### Short problem
Copy out, exactly as written, only the line containing "Give me a plain-text" and the lines after it through the end of the records.

### Entries
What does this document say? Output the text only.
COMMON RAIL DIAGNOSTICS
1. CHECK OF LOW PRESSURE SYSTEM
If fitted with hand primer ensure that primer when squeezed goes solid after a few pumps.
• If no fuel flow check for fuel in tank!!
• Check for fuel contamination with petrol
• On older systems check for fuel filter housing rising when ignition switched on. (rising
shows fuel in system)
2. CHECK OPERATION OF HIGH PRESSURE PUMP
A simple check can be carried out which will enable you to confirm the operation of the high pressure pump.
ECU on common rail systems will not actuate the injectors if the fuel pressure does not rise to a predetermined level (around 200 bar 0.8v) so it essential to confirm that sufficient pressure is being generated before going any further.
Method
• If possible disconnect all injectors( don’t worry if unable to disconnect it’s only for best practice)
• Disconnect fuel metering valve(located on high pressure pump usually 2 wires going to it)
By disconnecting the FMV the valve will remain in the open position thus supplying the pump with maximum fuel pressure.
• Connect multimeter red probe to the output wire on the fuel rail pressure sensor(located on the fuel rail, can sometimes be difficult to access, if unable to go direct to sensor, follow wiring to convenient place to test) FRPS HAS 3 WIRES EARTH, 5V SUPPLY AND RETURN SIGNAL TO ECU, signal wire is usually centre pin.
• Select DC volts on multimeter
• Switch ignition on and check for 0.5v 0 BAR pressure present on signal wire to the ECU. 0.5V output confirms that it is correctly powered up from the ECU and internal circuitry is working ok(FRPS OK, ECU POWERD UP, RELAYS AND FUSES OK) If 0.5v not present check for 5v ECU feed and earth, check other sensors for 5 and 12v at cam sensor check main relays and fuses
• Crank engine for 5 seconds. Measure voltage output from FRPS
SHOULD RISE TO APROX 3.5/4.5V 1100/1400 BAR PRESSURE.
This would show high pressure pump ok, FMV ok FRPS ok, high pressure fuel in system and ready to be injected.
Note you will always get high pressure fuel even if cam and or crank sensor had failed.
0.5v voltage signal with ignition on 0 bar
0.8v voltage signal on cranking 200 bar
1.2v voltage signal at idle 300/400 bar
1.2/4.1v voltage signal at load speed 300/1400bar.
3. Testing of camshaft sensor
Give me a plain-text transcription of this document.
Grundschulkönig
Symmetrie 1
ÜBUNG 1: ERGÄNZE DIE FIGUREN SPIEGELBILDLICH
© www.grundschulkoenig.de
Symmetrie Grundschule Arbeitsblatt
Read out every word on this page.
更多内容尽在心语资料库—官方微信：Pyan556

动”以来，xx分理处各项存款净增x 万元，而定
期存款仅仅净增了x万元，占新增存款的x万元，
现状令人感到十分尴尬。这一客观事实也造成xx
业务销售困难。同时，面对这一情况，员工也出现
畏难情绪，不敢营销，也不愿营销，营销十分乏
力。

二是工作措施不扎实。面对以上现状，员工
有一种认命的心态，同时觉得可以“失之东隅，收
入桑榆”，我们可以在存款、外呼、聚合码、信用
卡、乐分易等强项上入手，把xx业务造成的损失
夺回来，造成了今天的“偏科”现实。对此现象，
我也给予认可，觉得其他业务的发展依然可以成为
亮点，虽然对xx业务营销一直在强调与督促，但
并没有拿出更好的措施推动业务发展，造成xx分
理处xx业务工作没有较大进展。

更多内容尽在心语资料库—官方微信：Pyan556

### Response
Give me a plain-text transcription of this document.
Grundschulkönig
Symmetrie 1
ÜBUNG 1: ERGÄNZE DIE FIGUREN SPIEGELBILDLICH
© www.grundschulkoenig.de
Symmetrie Grundschule Arbeitsblatt
Read out every word on this page.
更多内容尽在心语资料库—官方微信：Pyan556

动”以来，xx分理处各项存款净增x 万元，而定
期存款仅仅净增了x万元，占新增存款的x万元，
现状令人感到十分尴尬。这一客观事实也造成xx
业务销售困难。同时，面对这一情况，员工也出现
畏难情绪，不敢营销，也不愿营销，营销十分乏
力。

二是工作措施不扎实。面对以上现状，员工
有一种认命的心态，同时觉得可以“失之东隅，收
入桑榆”，我们可以在存款、外呼、聚合码、信用
卡、乐分易等强项上入手，把xx业务造成的损失
夺回来，造成了今天的“偏科”现实。对此现象，
我也给予认可，觉得其他业务的发展依然可以成为
亮点，虽然对xx业务营销一直在强调与督促，但
并没有拿出更好的措施推动业务发展，造成xx分
理处xx业务工作没有较大进展。

更多内容尽在心语资料库—官方微信：Pyan556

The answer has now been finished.